--- begin EXERCISE MATERIALS ---
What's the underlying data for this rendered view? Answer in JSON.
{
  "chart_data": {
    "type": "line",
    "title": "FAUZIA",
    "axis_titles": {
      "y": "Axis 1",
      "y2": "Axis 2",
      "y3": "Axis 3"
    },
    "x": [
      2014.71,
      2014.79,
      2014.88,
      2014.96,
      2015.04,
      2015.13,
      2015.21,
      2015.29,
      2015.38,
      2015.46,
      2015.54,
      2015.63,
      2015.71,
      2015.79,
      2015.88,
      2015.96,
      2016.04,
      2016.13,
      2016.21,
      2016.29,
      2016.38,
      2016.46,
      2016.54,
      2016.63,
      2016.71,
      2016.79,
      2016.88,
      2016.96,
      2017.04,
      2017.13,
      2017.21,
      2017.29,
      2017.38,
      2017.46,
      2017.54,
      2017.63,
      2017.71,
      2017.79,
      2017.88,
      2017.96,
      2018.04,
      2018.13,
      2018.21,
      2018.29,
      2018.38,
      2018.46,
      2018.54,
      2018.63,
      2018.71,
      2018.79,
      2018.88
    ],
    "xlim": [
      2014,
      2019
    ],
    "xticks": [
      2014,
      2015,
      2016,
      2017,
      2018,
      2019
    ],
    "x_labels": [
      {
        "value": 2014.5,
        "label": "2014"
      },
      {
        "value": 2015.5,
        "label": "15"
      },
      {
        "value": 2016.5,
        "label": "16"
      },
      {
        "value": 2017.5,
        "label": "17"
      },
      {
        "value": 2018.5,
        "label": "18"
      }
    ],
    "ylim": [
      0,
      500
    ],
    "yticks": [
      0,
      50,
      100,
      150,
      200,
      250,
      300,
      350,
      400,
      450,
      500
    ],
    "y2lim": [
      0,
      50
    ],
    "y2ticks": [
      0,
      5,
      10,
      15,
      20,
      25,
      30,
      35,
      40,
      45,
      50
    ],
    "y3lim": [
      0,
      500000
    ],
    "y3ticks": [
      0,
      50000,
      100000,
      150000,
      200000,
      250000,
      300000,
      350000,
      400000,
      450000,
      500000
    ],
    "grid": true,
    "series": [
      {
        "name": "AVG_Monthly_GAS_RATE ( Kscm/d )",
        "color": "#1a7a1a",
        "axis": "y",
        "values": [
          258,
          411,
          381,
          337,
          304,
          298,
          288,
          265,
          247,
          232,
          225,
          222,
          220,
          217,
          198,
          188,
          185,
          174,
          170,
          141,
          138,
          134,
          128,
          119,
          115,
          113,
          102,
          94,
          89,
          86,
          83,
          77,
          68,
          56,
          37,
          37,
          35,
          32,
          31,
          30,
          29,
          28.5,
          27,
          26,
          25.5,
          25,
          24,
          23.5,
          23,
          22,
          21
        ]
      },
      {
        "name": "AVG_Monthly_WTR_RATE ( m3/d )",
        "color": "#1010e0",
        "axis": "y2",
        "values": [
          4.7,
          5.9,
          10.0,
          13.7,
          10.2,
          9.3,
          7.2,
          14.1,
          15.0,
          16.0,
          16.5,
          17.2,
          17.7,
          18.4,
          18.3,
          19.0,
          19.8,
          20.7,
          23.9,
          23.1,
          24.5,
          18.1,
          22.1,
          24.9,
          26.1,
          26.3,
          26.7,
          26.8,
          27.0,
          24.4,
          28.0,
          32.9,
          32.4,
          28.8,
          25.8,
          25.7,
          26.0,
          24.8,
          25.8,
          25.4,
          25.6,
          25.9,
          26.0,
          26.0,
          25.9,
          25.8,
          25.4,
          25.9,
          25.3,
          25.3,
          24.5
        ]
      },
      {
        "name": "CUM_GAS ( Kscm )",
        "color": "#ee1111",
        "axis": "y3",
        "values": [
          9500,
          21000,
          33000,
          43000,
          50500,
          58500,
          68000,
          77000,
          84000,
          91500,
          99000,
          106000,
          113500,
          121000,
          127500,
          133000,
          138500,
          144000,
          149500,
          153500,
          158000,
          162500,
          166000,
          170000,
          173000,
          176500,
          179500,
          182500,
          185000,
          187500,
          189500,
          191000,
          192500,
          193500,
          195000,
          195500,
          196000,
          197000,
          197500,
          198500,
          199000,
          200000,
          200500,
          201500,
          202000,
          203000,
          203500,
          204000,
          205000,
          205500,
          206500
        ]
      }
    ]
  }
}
--- end EXERCISE MATERIALS ---
• _INSTRUCTION_: Set down the entries verbatim, leaving none out.

• _RESPONSE TO THE EXERCISE_:
What's the underlying data for this rendered view? Answer in JSON.
{
  "chart_data": {
    "type": "line",
    "title": "FAUZIA",
    "axis_titles": {
      "y": "Axis 1",
      "y2": "Axis 2",
      "y3": "Axis 3"
    },
    "x": [
      2014.71,
      2014.79,
      2014.88,
      2014.96,
      2015.04,
      2015.13,
      2015.21,
      2015.29,
      2015.38,
      2015.46,
      2015.54,
      2015.63,
      2015.71,
      2015.79,
      2015.88,
      2015.96,
      2016.04,
      2016.13,
      2016.21,
      2016.29,
      2016.38,
      2016.46,
      2016.54,
      2016.63,
      2016.71,
      2016.79,
      2016.88,
      2016.96,
      2017.04,
      2017.13,
      2017.21,
      2017.29,
      2017.38,
      2017.46,
      2017.54,
      2017.63,
      2017.71,
      2017.79,
      2017.88,
      2017.96,
      2018.04,
      2018.13,
      2018.21,
      2018.29,
      2018.38,
      2018.46,
      2018.54,
      2018.63,
      2018.71,
      2018.79,
      2018.88
    ],
    "xlim": [
      2014,
      2019
    ],
    "xticks": [
      2014,
      2015,
      2016,
      2017,
      2018,
      2019
    ],
    "x_labels": [
      {
        "value": 2014.5,
        "label": "2014"
      },
      {
        "value": 2015.5,
        "label": "15"
      },
      {
        "value": 2016.5,
        "label": "16"
      },
      {
        "value": 2017.5,
        "label": "17"
      },
      {
        "value": 2018.5,
        "label": "18"
      }
    ],
    "ylim": [
      0,
      500
    ],
    "yticks": [
      0,
      50,
      100,
      150,
      200,
      250,
      300,
      350,
      400,
      450,
      500
    ],
    "y2lim": [
      0,
      50
    ],
    "y2ticks": [
      0,
      5,
      10,
      15,
      20,
      25,
      30,
      35,
      40,
      45,
      50
    ],
    "y3lim": [
      0,
      500000
    ],
    "y3ticks": [
      0,
      50000,
      100000,
      150000,
      200000,
      250000,
      300000,
      350000,
      400000,
      450000,
      500000
    ],
    "grid": true,
    "series": [
      {
        "name": "AVG_Monthly_GAS_RATE ( Kscm/d )",
        "color": "#1a7a1a",
        "axis": "y",
        "values": [
          258,
          411,
          381,
          337,
          304,
          298,
          288,
          265,
          247,
          232,
          225,
          222,
          220,
          217,
          198,
          188,
          185,
          174,
          170,
          141,
          138,
          134,
          128,
          119,
          115,
          113,
          102,
          94,
          89,
          86,
          83,
          77,
          68,
          56,
          37,
          37,
          35,
          32,
          31,
          30,
          29,
          28.5,
          27,
          26,
          25.5,
          25,
          24,
          23.5,
          23,
          22,
          21
        ]
      },
      {
        "name": "AVG_Monthly_WTR_RATE ( m3/d )",
        "color": "#1010e0",
        "axis": "y2",
        "values": [
          4.7,
          5.9,
          10.0,
          13.7,
          10.2,
          9.3,
          7.2,
          14.1,
          15.0,
          16.0,
          16.5,
          17.2,
          17.7,
          18.4,
          18.3,
          19.0,
          19.8,
          20.7,
          23.9,
          23.1,
          24.5,
          18.1,
          22.1,
          24.9,
          26.1,
          26.3,
          26.7,
          26.8,
          27.0,
          24.4,
          28.0,
          32.9,
          32.4,
          28.8,
          25.8,
          25.7,
          26.0,
          24.8,
          25.8,
          25.4,
          25.6,
          25.9,
          26.0,
          26.0,
          25.9,
          25.8,
          25.4,
          25.9,
          25.3,
          25.3,
          24.5
        ]
      },
      {
        "name": "CUM_GAS ( Kscm )",
        "color": "#ee1111",
        "axis": "y3",
        "values": [
          9500,
          21000,
          33000,
          43000,
          50500,
          58500,
          68000,
          77000,
          84000,
          91500,
          99000,
          106000,
          113500,
          121000,
          127500,
          133000,
          138500,
          144000,
          149500,
          153500,
          158000,
          162500,
          166000,
          170000,
          173000,
          176500,
          179500,
          182500,
          185000,
          187500,
          189500,
          191000,
          192500,
          193500,
          195000,
          195500,
          196000,
          197000,
          197500,
          198500,
          199000,
          200000,
          200500,
          201500,
          202000,
          203000,
          203500,
          204000,
          205000,
          205500,
          206500
        ]
      }
    ]
  }
}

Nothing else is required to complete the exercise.